■ **GIVEN RECORDS**:
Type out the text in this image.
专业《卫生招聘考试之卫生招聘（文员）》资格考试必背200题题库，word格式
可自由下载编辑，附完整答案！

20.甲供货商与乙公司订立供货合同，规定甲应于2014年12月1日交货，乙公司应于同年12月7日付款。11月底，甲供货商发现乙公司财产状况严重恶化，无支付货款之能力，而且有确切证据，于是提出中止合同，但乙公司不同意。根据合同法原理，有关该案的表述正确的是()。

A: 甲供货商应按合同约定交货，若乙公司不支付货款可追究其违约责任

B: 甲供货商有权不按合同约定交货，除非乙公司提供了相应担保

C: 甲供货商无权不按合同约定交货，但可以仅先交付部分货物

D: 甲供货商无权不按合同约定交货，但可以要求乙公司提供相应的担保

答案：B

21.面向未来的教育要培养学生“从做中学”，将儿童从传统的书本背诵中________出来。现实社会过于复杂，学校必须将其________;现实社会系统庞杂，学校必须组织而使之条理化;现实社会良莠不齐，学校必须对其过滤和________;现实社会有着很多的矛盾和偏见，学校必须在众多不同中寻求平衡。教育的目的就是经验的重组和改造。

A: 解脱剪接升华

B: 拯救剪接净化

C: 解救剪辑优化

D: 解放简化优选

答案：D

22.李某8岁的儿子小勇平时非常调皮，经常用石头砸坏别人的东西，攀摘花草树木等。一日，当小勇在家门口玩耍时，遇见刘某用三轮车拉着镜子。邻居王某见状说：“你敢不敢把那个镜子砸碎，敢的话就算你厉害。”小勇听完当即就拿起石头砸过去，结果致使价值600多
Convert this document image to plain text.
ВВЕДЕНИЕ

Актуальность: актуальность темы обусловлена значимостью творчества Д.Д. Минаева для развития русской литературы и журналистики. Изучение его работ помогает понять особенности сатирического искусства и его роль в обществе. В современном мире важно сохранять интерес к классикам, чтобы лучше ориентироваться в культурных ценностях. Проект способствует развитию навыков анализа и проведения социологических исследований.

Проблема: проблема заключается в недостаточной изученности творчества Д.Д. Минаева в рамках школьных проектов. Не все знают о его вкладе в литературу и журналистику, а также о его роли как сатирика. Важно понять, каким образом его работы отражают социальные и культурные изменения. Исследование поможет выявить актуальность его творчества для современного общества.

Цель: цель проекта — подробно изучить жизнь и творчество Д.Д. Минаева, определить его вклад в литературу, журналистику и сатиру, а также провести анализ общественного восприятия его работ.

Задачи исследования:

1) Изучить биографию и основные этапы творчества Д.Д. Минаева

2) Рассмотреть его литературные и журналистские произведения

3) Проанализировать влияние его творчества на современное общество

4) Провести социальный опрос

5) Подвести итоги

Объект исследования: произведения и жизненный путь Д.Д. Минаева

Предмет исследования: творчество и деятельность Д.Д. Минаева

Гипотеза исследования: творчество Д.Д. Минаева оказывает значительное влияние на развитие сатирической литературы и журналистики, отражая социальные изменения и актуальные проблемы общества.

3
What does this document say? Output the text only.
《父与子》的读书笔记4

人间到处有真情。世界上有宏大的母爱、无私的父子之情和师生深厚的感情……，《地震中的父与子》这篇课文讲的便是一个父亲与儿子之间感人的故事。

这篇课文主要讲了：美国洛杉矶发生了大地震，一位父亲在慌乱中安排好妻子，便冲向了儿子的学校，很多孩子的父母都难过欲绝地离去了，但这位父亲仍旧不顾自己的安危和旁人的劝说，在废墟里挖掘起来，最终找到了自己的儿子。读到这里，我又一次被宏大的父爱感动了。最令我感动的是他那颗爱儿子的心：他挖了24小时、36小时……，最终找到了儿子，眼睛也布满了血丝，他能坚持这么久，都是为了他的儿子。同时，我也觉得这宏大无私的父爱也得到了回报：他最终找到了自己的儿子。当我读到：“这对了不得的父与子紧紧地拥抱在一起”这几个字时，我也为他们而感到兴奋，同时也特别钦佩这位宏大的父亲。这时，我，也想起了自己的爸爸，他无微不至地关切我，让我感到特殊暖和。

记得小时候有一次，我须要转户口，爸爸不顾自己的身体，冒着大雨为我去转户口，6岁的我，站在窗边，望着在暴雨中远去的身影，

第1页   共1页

■ **WHAT THE TASK REQUIRES**: Select the lines from the entries that include the word "журналистики".

■ **EXERCISE OUTPUT**:
Актуальность: актуальность темы обусловлена значимостью творчества Д.Д. Минаева для развития русской литературы и журналистики. Изучение его работ помогает понять особенности сатирического искусства и его роль в обществе. В современном мире важно сохранять интерес к классикам, чтобы лучше ориентироваться в культурных ценностях. Проект способствует развитию навыков анализа и проведения социологических исследований.
Гипотеза исследования: творчество Д.Д. Минаева оказывает значительное влияние на развитие сатирической литературы и журналистики, отражая социальные изменения и актуальные проблемы общества.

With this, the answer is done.